▶ _Task instructions_
Every line of the records that holds the word "könnten" should be copied.

"""

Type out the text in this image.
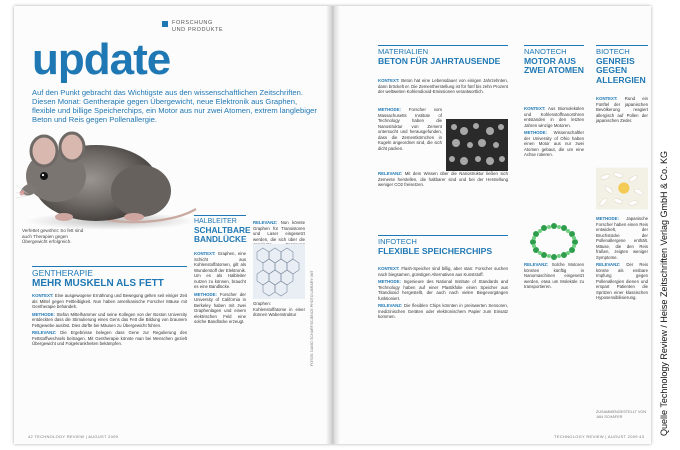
FORSCHUNG
UND PRODUKTE
update
Auf den Punkt gebracht das Wichtigste aus den wissenschaftlichen Zeitschriften. Diesen Monat: Gentherapie gegen Übergewicht, neue Elektronik aus Graphen, flexible und billige Speicherchips, ein Motor aus nur zwei Atomen, extrem langlebiger Beton und Reis gegen Pollenallergie.
Verfettet gewöhnt: So fett sind auch Therapien gegen Übergewicht erfolgreich.
GENTHERAPIE
MEHR MUSKELN ALS FETT

KONTEXT: Eine ausgewogene Ernährung und Bewegung gelten seit einiger Zeit als Mittel gegen Fettleibigkeit. Nun haben amerikanische Forscher Mäuse mit Gentherapie behandelt.

METHODE: Stefan Mittelhammer und seine Kollegen von der Boston University entdeckten dass die Stimulierung eines Gens das Fett die Bildung von braunem Fettgewebe auslöst. Dies dürfte bei Mäusen zu Übergewicht führen.

RELEVANZ: Die Ergebnisse belegen dass Gene zur Regulierung des Fettstoffwechsels beitragen. Mit Gentherapie könnte man bei Menschen gezielt Übergewicht und Folgekrankheiten bekämpfen.

HALBLEITER
SCHALTBARE BANDLÜCKE

KONTEXT: Graphen, eine Schicht aus Kohlenstoffatomen, gilt als Wunderstoff der Elektronik. Um es als Halbleiter nutzen zu können, braucht es eine Bandlücke.

METHODE: Forscher der University of California in Berkeley haben mit zwei Graphenlagen und einem elektrischen Feld eine solche Bandlücke erzeugt.

RELEVANZ: Nun könnte Graphen für Transistoren und Laser eingesetzt werden, die sich über die

Graphen: Kohlenstoffatome in einer dünnen Wabenstruktur	FOTOS: DAVID SCHARF/SCIENCE PHOTO LIBRARY; MIT
42 TECHNOLOGY REVIEW | AUGUST 2009
MATERIALIEN
BETON FÜR JAHRTAUSENDE

KONTEXT: Beton hat eine Lebensdauer von einigen Jahrzehnten, dann bröckelt er. Die Zementherstellung ist für fünf bis zehn Prozent der weltweiten Kohlendioxid-Emissionen verantwortlich.

METHODE: Forscher vom Massachusetts Institute of Technology haben die Nanostruktur von Zement untersucht und herausgefunden, dass die Zementkörnchen in Kugeln angeordnet sind, die sich dicht packen.

RELEVANZ: Mit dem Wissen über die Nanostruktur ließen sich Zemente herstellen, die haltbarer sind und bei der Herstellung weniger CO2 freisetzen.

INFOTECH
FLEXIBLE SPEICHERCHIPS

KONTEXT: Flash-Speicher sind billig, aber starr. Forscher suchen nach biegsamen, günstigen Alternativen aus Kunststoff.

METHODE: Ingenieure des National Institute of Standards and Technology haben auf einer Plastikfolie einen Speicher aus Titandioxid hergestellt, der auch nach vielen Biegevorgängen funktioniert.

RELEVANZ: Die flexiblen Chips könnten in preiswerten Sensoren, medizinischen Geräten oder elektronischem Papier zum Einsatz kommen.

NANOTECH
MOTOR AUS ZWEI ATOMEN

KONTEXT: Aus Biomolekülen und Kohlenstoffnanoröhren entstanden in den letzten Jahren winzige Motoren.

METHODE: Wissenschaftler der University of Ohio haben einen Motor aus nur zwei Atomen gebaut, die um eine Achse rotieren.

RELEVANZ: Solche Motoren könnten künftig in Nanomaschinen eingesetzt werden, etwa um Moleküle zu transportieren.

BIOTECH
GENREIS GEGEN ALLERGIEN

KONTEXT: Rund ein Fünftel der japanischen Bevölkerung reagiert allergisch auf Pollen der japanischen Zeder.

METHODE: Japanische Forscher haben einen Reis entwickelt, der Bruchstücke der Pollenallergene enthält. Mäuse, die den Reis fraßen, zeigten weniger Symptome.

RELEVANZ: Der Reis könnte als essbare Impfung gegen Pollenallergien dienen und erspart Patienten die Spritzen einer klassischen Hyposensibilisierung.

ZUSAMMENGESTELLT VON JAN SCHÄFER
TECHNOLOGY REVIEW | AUGUST 2009 43
Quelle Technology Review / Heise Zeitschriften Verlag GmbH & Co. KG
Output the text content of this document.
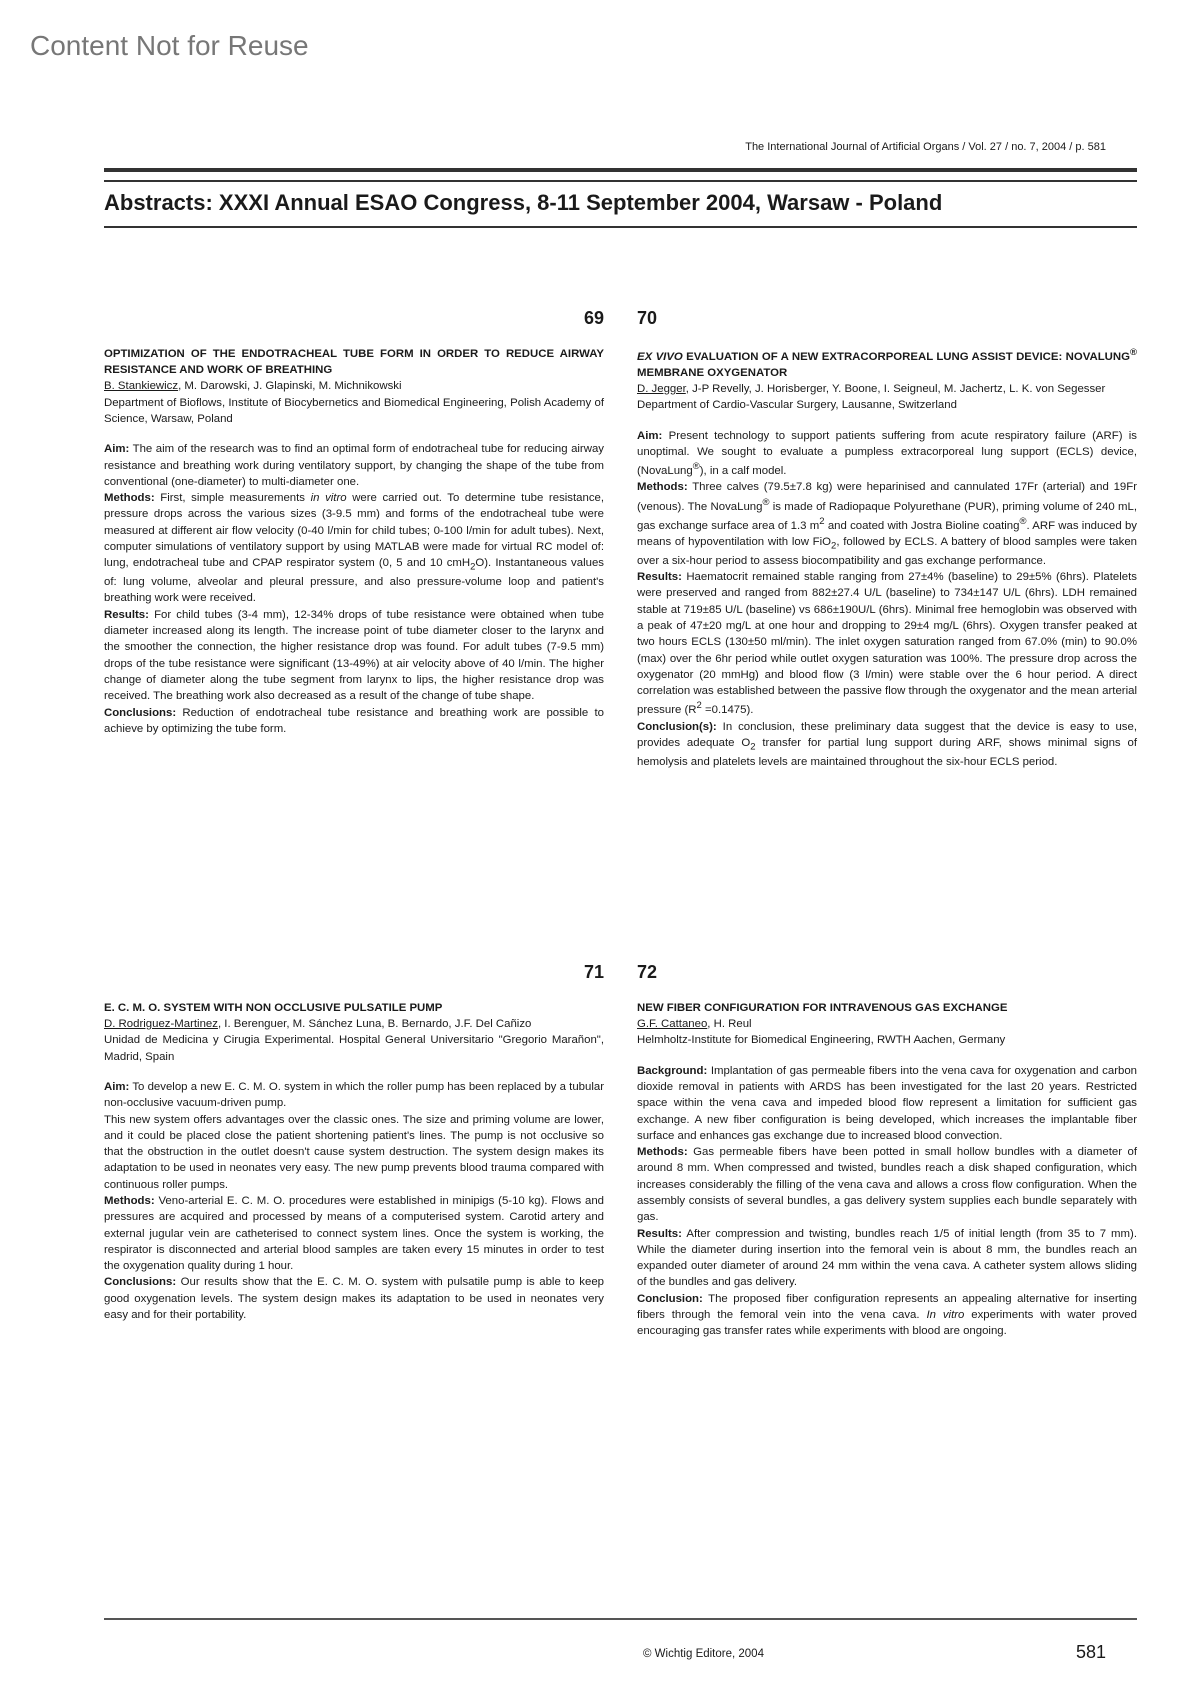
Content Not for Reuse
The International Journal of Artificial Organs / Vol. 27 / no. 7, 2004 / p. 581
Abstracts: XXXI Annual ESAO Congress, 8-11 September 2004, Warsaw - Poland
69

OPTIMIZATION OF THE ENDOTRACHEAL TUBE FORM IN ORDER TO REDUCE AIRWAY RESISTANCE AND WORK OF BREATHING

B. Stankiewicz, M. Darowski, J. Glapinski, M. Michnikowski

Department of Bioflows, Institute of Biocybernetics and Biomedical Engineering, Polish Academy of Science, Warsaw, Poland

Aim: The aim of the research was to find an optimal form of endotracheal tube for reducing airway resistance and breathing work during ventilatory support, by changing the shape of the tube from conventional (one-diameter) to multi-diameter one.

Methods: First, simple measurements in vitro were carried out. To determine tube resistance, pressure drops across the various sizes (3-9.5 mm) and forms of the endotracheal tube were measured at different air flow velocity (0-40 l/min for child tubes; 0-100 l/min for adult tubes). Next, computer simulations of ventilatory support by using MATLAB were made for virtual RC model of: lung, endotracheal tube and CPAP respirator system (0, 5 and 10 cmH$_2$O). Instantaneous values of: lung volume, alveolar and pleural pressure, and also pressure-volume loop and patient's breathing work were received.

Results: For child tubes (3-4 mm), 12-34% drops of tube resistance were obtained when tube diameter increased along its length. The increase point of tube diameter closer to the larynx and the smoother the connection, the higher resistance drop was found. For adult tubes (7-9.5 mm) drops of the tube resistance were significant (13-49%) at air velocity above of 40 l/min. The higher change of diameter along the tube segment from larynx to lips, the higher resistance drop was received. The breathing work also decreased as a result of the change of tube shape.

Conclusions: Reduction of endotracheal tube resistance and breathing work are possible to achieve by optimizing the tube form.

70

EX VIVO EVALUATION OF A NEW EXTRACORPOREAL LUNG ASSIST DEVICE: NOVALUNG® MEMBRANE OXYGENATOR

D. Jegger, J-P Revelly, J. Horisberger, Y. Boone, I. Seigneul, M. Jachertz, L. K. von Segesser

Department of Cardio-Vascular Surgery, Lausanne, Switzerland

Aim: Present technology to support patients suffering from acute respiratory failure (ARF) is unoptimal. We sought to evaluate a pumpless extracorporeal lung support (ECLS) device, (NovaLung®), in a calf model.

Methods: Three calves (79.5±7.8 kg) were heparinised and cannulated 17Fr (arterial) and 19Fr (venous). The NovaLung® is made of Radiopaque Polyurethane (PUR), priming volume of 240 mL, gas exchange surface area of 1.3 $m^2$ and coated with Jostra Bioline coating®. ARF was induced by means of hypoventilation with low FiO$_2$, followed by ECLS. A battery of blood samples were taken over a six-hour period to assess biocompatibility and gas exchange performance.

Results: Haematocrit remained stable ranging from 27±4% (baseline) to 29±5% (6hrs). Platelets were preserved and ranged from 882±27.4 U/L (baseline) to 734±147 U/L (6hrs). LDH remained stable at 719±85 U/L (baseline) vs 686±190U/L (6hrs). Minimal free hemoglobin was observed with a peak of 47±20 mg/L at one hour and dropping to 29±4 mg/L (6hrs). Oxygen transfer peaked at two hours ECLS (130±50 ml/min). The inlet oxygen saturation ranged from 67.0% (min) to 90.0% (max) over the 6hr period while outlet oxygen saturation was 100%. The pressure drop across the oxygenator (20 mmHg) and blood flow (3 l/min) were stable over the 6 hour period. A direct correlation was established between the passive flow through the oxygenator and the mean arterial pressure $(R^2 =0.1475)$.

Conclusion(s): In conclusion, these preliminary data suggest that the device is easy to use, provides adequate $O_2$ transfer for partial lung support during ARF, shows minimal signs of hemolysis and platelets levels are maintained throughout the six-hour ECLS period.

71

E. C. M. O. SYSTEM WITH NON OCCLUSIVE PULSATILE PUMP

D. Rodriguez-Martinez, I. Berenguer, M. Sánchez Luna, B. Bernardo, J.F. Del Cañizo

Unidad de Medicina y Cirugia Experimental. Hospital General Universitario "Gregorio Marañon", Madrid, Spain

Aim: To develop a new E. C. M. O. system in which the roller pump has been replaced by a tubular non-occlusive vacuum-driven pump.

This new system offers advantages over the classic ones. The size and priming volume are lower, and it could be placed close the patient shortening patient's lines. The pump is not occlusive so that the obstruction in the outlet doesn't cause system destruction. The system design makes its adaptation to be used in neonates very easy. The new pump prevents blood trauma compared with continuous roller pumps.

Methods: Veno-arterial E. C. M. O. procedures were established in minipigs (5-10 kg). Flows and pressures are acquired and processed by means of a computerised system. Carotid artery and external jugular vein are catheterised to connect system lines. Once the system is working, the respirator is disconnected and arterial blood samples are taken every 15 minutes in order to test the oxygenation quality during 1 hour.

Conclusions: Our results show that the E. C. M. O. system with pulsatile pump is able to keep good oxygenation levels. The system design makes its adaptation to be used in neonates very easy and for their portability.

72

NEW FIBER CONFIGURATION FOR INTRAVENOUS GAS EXCHANGE

G.F. Cattaneo, H. Reul

Helmholtz-Institute for Biomedical Engineering, RWTH Aachen, Germany

Background: Implantation of gas permeable fibers into the vena cava for oxygenation and carbon dioxide removal in patients with ARDS has been investigated for the last 20 years. Restricted space within the vena cava and impeded blood flow represent a limitation for sufficient gas exchange. A new fiber configuration is being developed, which increases the implantable fiber surface and enhances gas exchange due to increased blood convection.

Methods: Gas permeable fibers have been potted in small hollow bundles with a diameter of around 8 mm. When compressed and twisted, bundles reach a disk shaped configuration, which increases considerably the filling of the vena cava and allows a cross flow configuration. When the assembly consists of several bundles, a gas delivery system supplies each bundle separately with gas.

Results: After compression and twisting, bundles reach 1/5 of initial length (from 35 to 7 mm). While the diameter during insertion into the femoral vein is about 8 mm, the bundles reach an expanded outer diameter of around 24 mm within the vena cava. A catheter system allows sliding of the bundles and gas delivery.

Conclusion: The proposed fiber configuration represents an appealing alternative for inserting fibers through the femoral vein into the vena cava. In vitro experiments with water proved encouraging gas transfer rates while experiments with blood are ongoing.

© Wichtig Editore, 2004	581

"""

▶ _Completed exercise_
RELEVANZ: Die flexiblen Chips könnten in preiswerten Sensoren, medizinischen Geräten oder elektronischem Papier zum Einsatz kommen.
RELEVANZ: Solche Motoren könnten künftig in Nanomaschinen eingesetzt werden, etwa um Moleküle zu transportieren.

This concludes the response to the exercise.